DESCRIPTION OF THE TASK -> Please rewrite the items below as a numbered list. Begin at their first line, stop after the line that contains "more-options-icon[interactable]: ⋮ [1389, 481, 1395, 488]", and leave out any blank lines.

Layout dataset items

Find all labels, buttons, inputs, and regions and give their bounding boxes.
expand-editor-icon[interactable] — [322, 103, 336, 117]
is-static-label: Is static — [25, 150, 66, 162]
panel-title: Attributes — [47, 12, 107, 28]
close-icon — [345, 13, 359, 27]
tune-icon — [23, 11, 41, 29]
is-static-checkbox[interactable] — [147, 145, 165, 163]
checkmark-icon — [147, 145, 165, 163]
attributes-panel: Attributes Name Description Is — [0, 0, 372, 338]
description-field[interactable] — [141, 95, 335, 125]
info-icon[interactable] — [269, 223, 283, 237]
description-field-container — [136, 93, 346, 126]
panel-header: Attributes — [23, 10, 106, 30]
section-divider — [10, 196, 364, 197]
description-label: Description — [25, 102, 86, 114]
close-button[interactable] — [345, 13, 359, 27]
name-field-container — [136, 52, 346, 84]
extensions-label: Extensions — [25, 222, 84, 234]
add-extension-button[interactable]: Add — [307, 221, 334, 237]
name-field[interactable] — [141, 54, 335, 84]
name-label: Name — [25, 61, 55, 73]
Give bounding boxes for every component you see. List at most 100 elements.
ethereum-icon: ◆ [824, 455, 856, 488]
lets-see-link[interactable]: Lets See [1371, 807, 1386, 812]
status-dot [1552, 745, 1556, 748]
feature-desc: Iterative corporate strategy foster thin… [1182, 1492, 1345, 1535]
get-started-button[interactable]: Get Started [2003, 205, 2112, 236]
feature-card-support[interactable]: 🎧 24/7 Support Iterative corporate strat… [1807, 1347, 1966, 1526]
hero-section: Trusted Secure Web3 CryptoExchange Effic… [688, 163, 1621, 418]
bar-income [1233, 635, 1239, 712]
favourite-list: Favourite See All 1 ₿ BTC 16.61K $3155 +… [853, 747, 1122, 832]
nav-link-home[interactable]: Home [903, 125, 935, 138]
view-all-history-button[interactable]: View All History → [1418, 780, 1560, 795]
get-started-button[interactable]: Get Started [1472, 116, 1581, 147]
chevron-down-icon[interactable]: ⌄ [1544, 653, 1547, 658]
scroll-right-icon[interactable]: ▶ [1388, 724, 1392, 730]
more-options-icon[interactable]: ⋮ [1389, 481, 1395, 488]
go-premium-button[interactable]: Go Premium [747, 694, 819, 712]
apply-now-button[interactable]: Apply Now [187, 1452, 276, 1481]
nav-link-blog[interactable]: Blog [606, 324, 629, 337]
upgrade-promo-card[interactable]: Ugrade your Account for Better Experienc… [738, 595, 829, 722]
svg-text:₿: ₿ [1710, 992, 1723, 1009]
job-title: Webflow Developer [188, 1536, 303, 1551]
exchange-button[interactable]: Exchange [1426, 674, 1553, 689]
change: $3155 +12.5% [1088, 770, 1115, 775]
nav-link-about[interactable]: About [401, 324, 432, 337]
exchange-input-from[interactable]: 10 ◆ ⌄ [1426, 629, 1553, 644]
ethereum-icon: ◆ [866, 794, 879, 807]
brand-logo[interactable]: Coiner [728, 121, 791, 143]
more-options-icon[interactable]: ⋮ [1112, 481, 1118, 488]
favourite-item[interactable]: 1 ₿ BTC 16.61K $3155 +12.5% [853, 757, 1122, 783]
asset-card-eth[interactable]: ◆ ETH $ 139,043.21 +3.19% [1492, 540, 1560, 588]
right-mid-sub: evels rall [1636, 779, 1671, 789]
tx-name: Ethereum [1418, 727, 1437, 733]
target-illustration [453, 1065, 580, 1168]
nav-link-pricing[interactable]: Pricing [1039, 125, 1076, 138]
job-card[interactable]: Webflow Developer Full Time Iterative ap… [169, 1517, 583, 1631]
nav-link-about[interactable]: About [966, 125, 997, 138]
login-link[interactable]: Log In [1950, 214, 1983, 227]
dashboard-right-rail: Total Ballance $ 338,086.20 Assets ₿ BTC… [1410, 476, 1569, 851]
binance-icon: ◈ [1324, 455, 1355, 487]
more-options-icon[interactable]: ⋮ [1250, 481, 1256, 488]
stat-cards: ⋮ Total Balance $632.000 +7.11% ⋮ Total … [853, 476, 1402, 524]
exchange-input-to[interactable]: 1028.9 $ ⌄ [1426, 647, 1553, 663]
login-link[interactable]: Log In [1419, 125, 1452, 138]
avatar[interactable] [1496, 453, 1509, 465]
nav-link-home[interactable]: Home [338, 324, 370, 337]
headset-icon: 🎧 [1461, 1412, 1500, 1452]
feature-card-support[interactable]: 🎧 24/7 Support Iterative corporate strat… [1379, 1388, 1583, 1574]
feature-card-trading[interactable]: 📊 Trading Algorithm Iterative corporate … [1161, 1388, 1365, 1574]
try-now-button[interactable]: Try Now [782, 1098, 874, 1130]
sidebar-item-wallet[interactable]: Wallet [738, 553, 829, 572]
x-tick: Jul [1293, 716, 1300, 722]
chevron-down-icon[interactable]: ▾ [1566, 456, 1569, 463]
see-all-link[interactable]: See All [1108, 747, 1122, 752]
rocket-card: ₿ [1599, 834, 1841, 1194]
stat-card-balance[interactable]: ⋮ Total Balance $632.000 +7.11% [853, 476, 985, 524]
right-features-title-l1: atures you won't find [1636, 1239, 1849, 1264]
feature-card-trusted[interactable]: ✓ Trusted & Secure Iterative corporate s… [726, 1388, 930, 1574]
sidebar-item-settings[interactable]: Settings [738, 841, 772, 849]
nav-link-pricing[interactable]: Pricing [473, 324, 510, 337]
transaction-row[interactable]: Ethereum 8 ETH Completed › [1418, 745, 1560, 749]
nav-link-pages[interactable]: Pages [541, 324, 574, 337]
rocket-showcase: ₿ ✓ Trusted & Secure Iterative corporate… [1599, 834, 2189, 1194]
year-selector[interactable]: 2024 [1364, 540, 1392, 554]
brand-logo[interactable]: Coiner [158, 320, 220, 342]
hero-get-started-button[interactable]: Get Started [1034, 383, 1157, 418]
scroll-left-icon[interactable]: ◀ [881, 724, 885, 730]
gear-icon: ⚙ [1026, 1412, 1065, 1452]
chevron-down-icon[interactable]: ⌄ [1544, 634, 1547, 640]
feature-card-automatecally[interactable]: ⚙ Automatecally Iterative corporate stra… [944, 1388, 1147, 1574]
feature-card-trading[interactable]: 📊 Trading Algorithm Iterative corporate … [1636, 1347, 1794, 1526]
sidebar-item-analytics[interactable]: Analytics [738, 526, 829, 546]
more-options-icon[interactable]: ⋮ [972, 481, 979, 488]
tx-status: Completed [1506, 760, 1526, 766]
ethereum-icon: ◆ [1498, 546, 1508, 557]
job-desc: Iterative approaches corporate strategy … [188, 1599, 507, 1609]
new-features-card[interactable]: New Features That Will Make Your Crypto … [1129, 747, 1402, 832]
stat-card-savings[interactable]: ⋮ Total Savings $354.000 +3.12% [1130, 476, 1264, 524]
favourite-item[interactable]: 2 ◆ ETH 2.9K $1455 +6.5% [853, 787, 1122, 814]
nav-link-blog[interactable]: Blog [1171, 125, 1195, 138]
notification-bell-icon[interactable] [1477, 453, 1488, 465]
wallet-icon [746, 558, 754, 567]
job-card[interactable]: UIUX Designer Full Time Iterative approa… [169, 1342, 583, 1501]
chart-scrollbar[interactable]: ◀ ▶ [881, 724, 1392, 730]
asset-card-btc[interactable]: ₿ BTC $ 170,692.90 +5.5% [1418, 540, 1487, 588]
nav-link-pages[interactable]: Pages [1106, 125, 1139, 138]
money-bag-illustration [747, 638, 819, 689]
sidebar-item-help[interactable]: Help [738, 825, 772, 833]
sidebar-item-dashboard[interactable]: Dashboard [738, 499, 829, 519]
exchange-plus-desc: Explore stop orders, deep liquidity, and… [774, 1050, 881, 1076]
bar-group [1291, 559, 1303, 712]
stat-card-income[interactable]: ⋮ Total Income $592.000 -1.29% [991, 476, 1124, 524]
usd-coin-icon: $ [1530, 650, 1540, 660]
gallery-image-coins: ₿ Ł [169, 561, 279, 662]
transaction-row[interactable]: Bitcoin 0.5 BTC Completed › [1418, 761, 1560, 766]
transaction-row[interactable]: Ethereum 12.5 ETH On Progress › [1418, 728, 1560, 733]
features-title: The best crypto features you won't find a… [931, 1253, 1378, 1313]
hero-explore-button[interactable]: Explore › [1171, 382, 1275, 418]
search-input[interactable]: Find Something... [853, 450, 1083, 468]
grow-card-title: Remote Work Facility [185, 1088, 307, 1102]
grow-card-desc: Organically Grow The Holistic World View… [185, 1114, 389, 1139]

EXERCISE SOLUTION ->
1. Find all labels, buttons, inputs, and regions and give their bounding boxes.
2. expand-editor-icon[interactable] — [322, 103, 336, 117]
3. is-static-label: Is static — [25, 150, 66, 162]
4. panel-title: Attributes — [47, 12, 107, 28]
5. close-icon — [345, 13, 359, 27]
6. tune-icon — [23, 11, 41, 29]
7. is-static-checkbox[interactable] — [147, 145, 165, 163]
8. checkmark-icon — [147, 145, 165, 163]
9. attributes-panel: Attributes Name Description Is — [0, 0, 372, 338]
10. description-field[interactable] — [141, 95, 335, 125]
11. info-icon[interactable] — [269, 223, 283, 237]
12. description-field-container — [136, 93, 346, 126]
13. panel-header: Attributes — [23, 10, 106, 30]
14. section-divider — [10, 196, 364, 197]
15. description-label: Description — [25, 102, 86, 114]
16. close-button[interactable] — [345, 13, 359, 27]
17. name-field-container — [136, 52, 346, 84]
18. extensions-label: Extensions — [25, 222, 84, 234]
19. add-extension-button[interactable]: Add — [307, 221, 334, 237]
20. name-field[interactable] — [141, 54, 335, 84]
21. name-label: Name — [25, 61, 55, 73]
22. Give bounding boxes for every component you see. List at most 100 elements.
23. ethereum-icon: ◆ [824, 455, 856, 488]
24. lets-see-link[interactable]: Lets See [1371, 807, 1386, 812]
25. status-dot [1552, 745, 1556, 748]
26. feature-desc: Iterative corporate strategy foster thin… [1182, 1492, 1345, 1535]
27. get-started-button[interactable]: Get Started [2003, 205, 2112, 236]
28. feature-card-support[interactable]: 🎧 24/7 Support Iterative corporate strat… [1807, 1347, 1966, 1526]
29. hero-section: Trusted Secure Web3 CryptoExchange Effic… [688, 163, 1621, 418]
30. bar-income [1233, 635, 1239, 712]
31. favourite-list: Favourite See All 1 ₿ BTC 16.61K $3155 +… [853, 747, 1122, 832]
32. nav-link-home[interactable]: Home [903, 125, 935, 138]
33. view-all-history-button[interactable]: View All History → [1418, 780, 1560, 795]
34. get-started-button[interactable]: Get Started [1472, 116, 1581, 147]
35. chevron-down-icon[interactable]: ⌄ [1544, 653, 1547, 658]
36. scroll-right-icon[interactable]: ▶ [1388, 724, 1392, 730]
37. more-options-icon[interactable]: ⋮ [1389, 481, 1395, 488]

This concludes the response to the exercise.